* _Stated problem_
Retype all the entries word for word, but omit the pictures.
* * *
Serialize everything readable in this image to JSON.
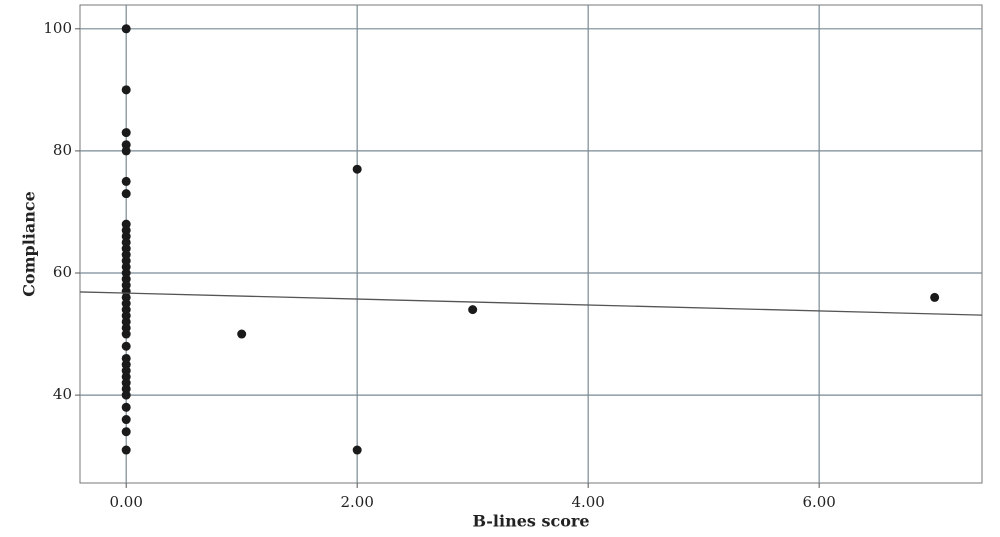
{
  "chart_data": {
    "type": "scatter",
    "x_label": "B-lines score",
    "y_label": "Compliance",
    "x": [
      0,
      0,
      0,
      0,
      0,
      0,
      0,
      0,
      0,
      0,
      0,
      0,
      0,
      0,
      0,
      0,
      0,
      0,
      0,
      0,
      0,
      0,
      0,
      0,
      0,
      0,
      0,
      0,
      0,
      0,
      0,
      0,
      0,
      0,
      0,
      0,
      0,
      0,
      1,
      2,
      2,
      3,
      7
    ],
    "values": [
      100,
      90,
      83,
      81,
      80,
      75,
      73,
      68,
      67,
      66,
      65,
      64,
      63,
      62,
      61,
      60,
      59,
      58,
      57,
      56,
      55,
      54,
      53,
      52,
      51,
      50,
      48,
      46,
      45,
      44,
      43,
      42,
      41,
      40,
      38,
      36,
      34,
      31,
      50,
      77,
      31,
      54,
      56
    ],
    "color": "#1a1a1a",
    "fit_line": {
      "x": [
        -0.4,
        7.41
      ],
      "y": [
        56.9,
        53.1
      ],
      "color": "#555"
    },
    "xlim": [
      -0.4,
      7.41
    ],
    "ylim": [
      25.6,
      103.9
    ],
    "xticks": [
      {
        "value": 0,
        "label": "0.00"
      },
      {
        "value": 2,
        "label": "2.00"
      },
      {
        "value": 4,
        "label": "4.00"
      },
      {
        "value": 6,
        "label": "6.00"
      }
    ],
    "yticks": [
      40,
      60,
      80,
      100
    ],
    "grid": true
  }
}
* * *
* _Complete answer_
Serialize everything readable in this image to JSON.
{
  "chart_data": {
    "type": "scatter",
    "x_label": "B-lines score",
    "y_label": "Compliance",
    "x": [
      0,
      0,
      0,
      0,
      0,
      0,
      0,
      0,
      0,
      0,
      0,
      0,
      0,
      0,
      0,
      0,
      0,
      0,
      0,
      0,
      0,
      0,
      0,
      0,
      0,
      0,
      0,
      0,
      0,
      0,
      0,
      0,
      0,
      0,
      0,
      0,
      0,
      0,
      1,
      2,
      2,
      3,
      7
    ],
    "values": [
      100,
      90,
      83,
      81,
      80,
      75,
      73,
      68,
      67,
      66,
      65,
      64,
      63,
      62,
      61,
      60,
      59,
      58,
      57,
      56,
      55,
      54,
      53,
      52,
      51,
      50,
      48,
      46,
      45,
      44,
      43,
      42,
      41,
      40,
      38,
      36,
      34,
      31,
      50,
      77,
      31,
      54,
      56
    ],
    "color": "#1a1a1a",
    "fit_line": {
      "x": [
        -0.4,
        7.41
      ],
      "y": [
        56.9,
        53.1
      ],
      "color": "#555"
    },
    "xlim": [
      -0.4,
      7.41
    ],
    "ylim": [
      25.6,
      103.9
    ],
    "xticks": [
      {
        "value": 0,
        "label": "0.00"
      },
      {
        "value": 2,
        "label": "2.00"
      },
      {
        "value": 4,
        "label": "4.00"
      },
      {
        "value": 6,
        "label": "6.00"
      }
    ],
    "yticks": [
      40,
      60,
      80,
      100
    ],
    "grid": true
  }
}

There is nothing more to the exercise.